** BEGIN Data for the task **

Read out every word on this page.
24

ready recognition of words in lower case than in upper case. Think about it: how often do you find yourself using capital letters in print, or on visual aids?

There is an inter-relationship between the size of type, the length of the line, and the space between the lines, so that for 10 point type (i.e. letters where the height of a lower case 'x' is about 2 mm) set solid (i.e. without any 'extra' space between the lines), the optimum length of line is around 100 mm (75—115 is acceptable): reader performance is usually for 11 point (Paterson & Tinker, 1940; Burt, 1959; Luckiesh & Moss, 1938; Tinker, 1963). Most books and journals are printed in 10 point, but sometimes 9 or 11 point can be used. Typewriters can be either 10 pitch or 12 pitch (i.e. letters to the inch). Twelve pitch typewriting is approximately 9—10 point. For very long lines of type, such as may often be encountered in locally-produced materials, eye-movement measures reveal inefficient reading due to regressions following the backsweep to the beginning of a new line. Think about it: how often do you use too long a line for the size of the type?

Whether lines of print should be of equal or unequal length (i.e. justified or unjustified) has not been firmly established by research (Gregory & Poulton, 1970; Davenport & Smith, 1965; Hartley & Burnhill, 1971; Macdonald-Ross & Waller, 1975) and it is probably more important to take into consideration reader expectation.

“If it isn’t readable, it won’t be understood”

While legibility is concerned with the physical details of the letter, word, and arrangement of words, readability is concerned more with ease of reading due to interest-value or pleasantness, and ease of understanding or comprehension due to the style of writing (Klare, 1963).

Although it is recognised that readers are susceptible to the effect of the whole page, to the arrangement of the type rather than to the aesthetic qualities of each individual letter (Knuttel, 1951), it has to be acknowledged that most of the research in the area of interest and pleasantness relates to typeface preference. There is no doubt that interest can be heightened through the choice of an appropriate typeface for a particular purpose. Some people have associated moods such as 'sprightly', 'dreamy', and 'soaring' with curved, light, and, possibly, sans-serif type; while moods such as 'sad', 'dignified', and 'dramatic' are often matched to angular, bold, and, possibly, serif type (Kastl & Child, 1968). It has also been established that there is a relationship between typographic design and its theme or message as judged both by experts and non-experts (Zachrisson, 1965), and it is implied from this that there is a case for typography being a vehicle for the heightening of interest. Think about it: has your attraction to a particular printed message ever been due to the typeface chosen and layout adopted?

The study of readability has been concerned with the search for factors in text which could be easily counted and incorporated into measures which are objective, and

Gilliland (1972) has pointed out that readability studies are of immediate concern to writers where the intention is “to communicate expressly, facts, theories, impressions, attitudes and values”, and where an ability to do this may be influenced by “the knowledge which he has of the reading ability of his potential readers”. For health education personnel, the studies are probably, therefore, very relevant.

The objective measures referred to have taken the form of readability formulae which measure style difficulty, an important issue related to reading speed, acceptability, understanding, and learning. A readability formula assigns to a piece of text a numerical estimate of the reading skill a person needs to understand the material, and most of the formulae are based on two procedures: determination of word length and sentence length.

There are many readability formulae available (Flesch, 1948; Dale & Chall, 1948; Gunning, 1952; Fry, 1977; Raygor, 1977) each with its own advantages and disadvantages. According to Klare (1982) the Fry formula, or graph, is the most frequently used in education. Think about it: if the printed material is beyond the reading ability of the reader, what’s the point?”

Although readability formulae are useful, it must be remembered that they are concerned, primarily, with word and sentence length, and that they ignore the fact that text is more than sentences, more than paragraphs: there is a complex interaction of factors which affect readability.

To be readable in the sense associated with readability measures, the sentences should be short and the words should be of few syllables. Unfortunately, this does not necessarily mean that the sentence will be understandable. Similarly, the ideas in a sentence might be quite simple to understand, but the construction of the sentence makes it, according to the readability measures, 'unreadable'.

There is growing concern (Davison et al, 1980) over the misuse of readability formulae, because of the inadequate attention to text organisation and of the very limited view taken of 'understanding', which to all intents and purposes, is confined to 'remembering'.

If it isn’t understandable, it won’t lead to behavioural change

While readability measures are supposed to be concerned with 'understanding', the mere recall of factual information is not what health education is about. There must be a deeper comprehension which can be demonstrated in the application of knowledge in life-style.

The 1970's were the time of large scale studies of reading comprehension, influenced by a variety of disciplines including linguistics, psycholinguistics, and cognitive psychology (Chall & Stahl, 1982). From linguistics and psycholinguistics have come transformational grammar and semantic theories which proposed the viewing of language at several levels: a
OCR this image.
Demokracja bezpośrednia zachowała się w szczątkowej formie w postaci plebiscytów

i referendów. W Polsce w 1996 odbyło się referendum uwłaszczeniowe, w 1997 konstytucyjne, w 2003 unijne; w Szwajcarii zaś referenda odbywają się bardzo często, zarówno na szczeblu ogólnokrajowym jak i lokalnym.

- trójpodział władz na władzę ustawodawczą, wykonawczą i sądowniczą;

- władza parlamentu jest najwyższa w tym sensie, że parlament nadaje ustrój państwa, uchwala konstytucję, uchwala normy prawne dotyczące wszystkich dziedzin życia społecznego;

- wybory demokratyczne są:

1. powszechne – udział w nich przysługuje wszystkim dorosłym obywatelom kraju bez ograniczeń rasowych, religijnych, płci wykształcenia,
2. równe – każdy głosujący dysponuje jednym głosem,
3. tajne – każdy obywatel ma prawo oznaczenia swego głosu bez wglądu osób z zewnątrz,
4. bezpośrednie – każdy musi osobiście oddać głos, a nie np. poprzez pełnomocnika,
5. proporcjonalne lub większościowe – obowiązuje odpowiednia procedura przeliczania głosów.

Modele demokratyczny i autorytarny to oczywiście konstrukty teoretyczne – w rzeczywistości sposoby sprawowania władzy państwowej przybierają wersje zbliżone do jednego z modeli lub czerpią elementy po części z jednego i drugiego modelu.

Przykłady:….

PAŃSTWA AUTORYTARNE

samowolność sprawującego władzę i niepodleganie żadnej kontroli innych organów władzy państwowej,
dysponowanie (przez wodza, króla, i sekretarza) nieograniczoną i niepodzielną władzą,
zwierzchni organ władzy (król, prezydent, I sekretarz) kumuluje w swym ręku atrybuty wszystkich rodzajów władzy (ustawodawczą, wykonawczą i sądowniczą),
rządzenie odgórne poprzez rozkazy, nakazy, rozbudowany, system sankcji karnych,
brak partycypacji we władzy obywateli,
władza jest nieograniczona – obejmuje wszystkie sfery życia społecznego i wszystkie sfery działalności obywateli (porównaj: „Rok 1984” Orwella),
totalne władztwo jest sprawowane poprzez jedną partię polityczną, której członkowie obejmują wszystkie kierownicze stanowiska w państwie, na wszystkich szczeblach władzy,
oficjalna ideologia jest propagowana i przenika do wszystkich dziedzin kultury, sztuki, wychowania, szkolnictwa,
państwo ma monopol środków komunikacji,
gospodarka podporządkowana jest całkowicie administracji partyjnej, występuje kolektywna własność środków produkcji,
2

** END Data for the task **

Stated task: Repeat each of the entries above precisely as given.

Output below:
Read out every word on this page.
24

ready recognition of words in lower case than in upper case. Think about it: how often do you find yourself using capital letters in print, or on visual aids?

There is an inter-relationship between the size of type, the length of the line, and the space between the lines, so that for 10 point type (i.e. letters where the height of a lower case 'x' is about 2 mm) set solid (i.e. without any 'extra' space between the lines), the optimum length of line is around 100 mm (75—115 is acceptable): reader performance is usually for 11 point (Paterson & Tinker, 1940; Burt, 1959; Luckiesh & Moss, 1938; Tinker, 1963). Most books and journals are printed in 10 point, but sometimes 9 or 11 point can be used. Typewriters can be either 10 pitch or 12 pitch (i.e. letters to the inch). Twelve pitch typewriting is approximately 9—10 point. For very long lines of type, such as may often be encountered in locally-produced materials, eye-movement measures reveal inefficient reading due to regressions following the backsweep to the beginning of a new line. Think about it: how often do you use too long a line for the size of the type?

Whether lines of print should be of equal or unequal length (i.e. justified or unjustified) has not been firmly established by research (Gregory & Poulton, 1970; Davenport & Smith, 1965; Hartley & Burnhill, 1971; Macdonald-Ross & Waller, 1975) and it is probably more important to take into consideration reader expectation.

“If it isn’t readable, it won’t be understood”

While legibility is concerned with the physical details of the letter, word, and arrangement of words, readability is concerned more with ease of reading due to interest-value or pleasantness, and ease of understanding or comprehension due to the style of writing (Klare, 1963).

Although it is recognised that readers are susceptible to the effect of the whole page, to the arrangement of the type rather than to the aesthetic qualities of each individual letter (Knuttel, 1951), it has to be acknowledged that most of the research in the area of interest and pleasantness relates to typeface preference. There is no doubt that interest can be heightened through the choice of an appropriate typeface for a particular purpose. Some people have associated moods such as 'sprightly', 'dreamy', and 'soaring' with curved, light, and, possibly, sans-serif type; while moods such as 'sad', 'dignified', and 'dramatic' are often matched to angular, bold, and, possibly, serif type (Kastl & Child, 1968). It has also been established that there is a relationship between typographic design and its theme or message as judged both by experts and non-experts (Zachrisson, 1965), and it is implied from this that there is a case for typography being a vehicle for the heightening of interest. Think about it: has your attraction to a particular printed message ever been due to the typeface chosen and layout adopted?

The study of readability has been concerned with the search for factors in text which could be easily counted and incorporated into measures which are objective, and

Gilliland (1972) has pointed out that readability studies are of immediate concern to writers where the intention is “to communicate expressly, facts, theories, impressions, attitudes and values”, and where an ability to do this may be influenced by “the knowledge which he has of the reading ability of his potential readers”. For health education personnel, the studies are probably, therefore, very relevant.

The objective measures referred to have taken the form of readability formulae which measure style difficulty, an important issue related to reading speed, acceptability, understanding, and learning. A readability formula assigns to a piece of text a numerical estimate of the reading skill a person needs to understand the material, and most of the formulae are based on two procedures: determination of word length and sentence length.

There are many readability formulae available (Flesch, 1948; Dale & Chall, 1948; Gunning, 1952; Fry, 1977; Raygor, 1977) each with its own advantages and disadvantages. According to Klare (1982) the Fry formula, or graph, is the most frequently used in education. Think about it: if the printed material is beyond the reading ability of the reader, what’s the point?”

Although readability formulae are useful, it must be remembered that they are concerned, primarily, with word and sentence length, and that they ignore the fact that text is more than sentences, more than paragraphs: there is a complex interaction of factors which affect readability.

To be readable in the sense associated with readability measures, the sentences should be short and the words should be of few syllables. Unfortunately, this does not necessarily mean that the sentence will be understandable. Similarly, the ideas in a sentence might be quite simple to understand, but the construction of the sentence makes it, according to the readability measures, 'unreadable'.

There is growing concern (Davison et al, 1980) over the misuse of readability formulae, because of the inadequate attention to text organisation and of the very limited view taken of 'understanding', which to all intents and purposes, is confined to 'remembering'.

If it isn’t understandable, it won’t lead to behavioural change

While readability measures are supposed to be concerned with 'understanding', the mere recall of factual information is not what health education is about. There must be a deeper comprehension which can be demonstrated in the application of knowledge in life-style.

The 1970's were the time of large scale studies of reading comprehension, influenced by a variety of disciplines including linguistics, psycholinguistics, and cognitive psychology (Chall & Stahl, 1982). From linguistics and psycholinguistics have come transformational grammar and semantic theories which proposed the viewing of language at several levels: a
OCR this image.
Demokracja bezpośrednia zachowała się w szczątkowej formie w postaci plebiscytów

i referendów. W Polsce w 1996 odbyło się referendum uwłaszczeniowe, w 1997 konstytucyjne, w 2003 unijne; w Szwajcarii zaś referenda odbywają się bardzo często, zarówno na szczeblu ogólnokrajowym jak i lokalnym.

- trójpodział władz na władzę ustawodawczą, wykonawczą i sądowniczą;

- władza parlamentu jest najwyższa w tym sensie, że parlament nadaje ustrój państwa, uchwala konstytucję, uchwala normy prawne dotyczące wszystkich dziedzin życia społecznego;

- wybory demokratyczne są:

1. powszechne – udział w nich przysługuje wszystkim dorosłym obywatelom kraju bez ograniczeń rasowych, religijnych, płci wykształcenia,
2. równe – każdy głosujący dysponuje jednym głosem,
3. tajne – każdy obywatel ma prawo oznaczenia swego głosu bez wglądu osób z zewnątrz,
4. bezpośrednie – każdy musi osobiście oddać głos, a nie np. poprzez pełnomocnika,
5. proporcjonalne lub większościowe – obowiązuje odpowiednia procedura przeliczania głosów.

Modele demokratyczny i autorytarny to oczywiście konstrukty teoretyczne – w rzeczywistości sposoby sprawowania władzy państwowej przybierają wersje zbliżone do jednego z modeli lub czerpią elementy po części z jednego i drugiego modelu.

Przykłady:….

PAŃSTWA AUTORYTARNE

samowolność sprawującego władzę i niepodleganie żadnej kontroli innych organów władzy państwowej,
dysponowanie (przez wodza, króla, i sekretarza) nieograniczoną i niepodzielną władzą,
zwierzchni organ władzy (król, prezydent, I sekretarz) kumuluje w swym ręku atrybuty wszystkich rodzajów władzy (ustawodawczą, wykonawczą i sądowniczą),
rządzenie odgórne poprzez rozkazy, nakazy, rozbudowany, system sankcji karnych,
brak partycypacji we władzy obywateli,
władza jest nieograniczona – obejmuje wszystkie sfery życia społecznego i wszystkie sfery działalności obywateli (porównaj: „Rok 1984” Orwella),
totalne władztwo jest sprawowane poprzez jedną partię polityczną, której członkowie obejmują wszystkie kierownicze stanowiska w państwie, na wszystkich szczeblach władzy,
oficjalna ideologia jest propagowana i przenika do wszystkich dziedzin kultury, sztuki, wychowania, szkolnictwa,
państwo ma monopol środków komunikacji,
gospodarka podporządkowana jest całkowicie administracji partyjnej, występuje kolektywna własność środków produkcji,
2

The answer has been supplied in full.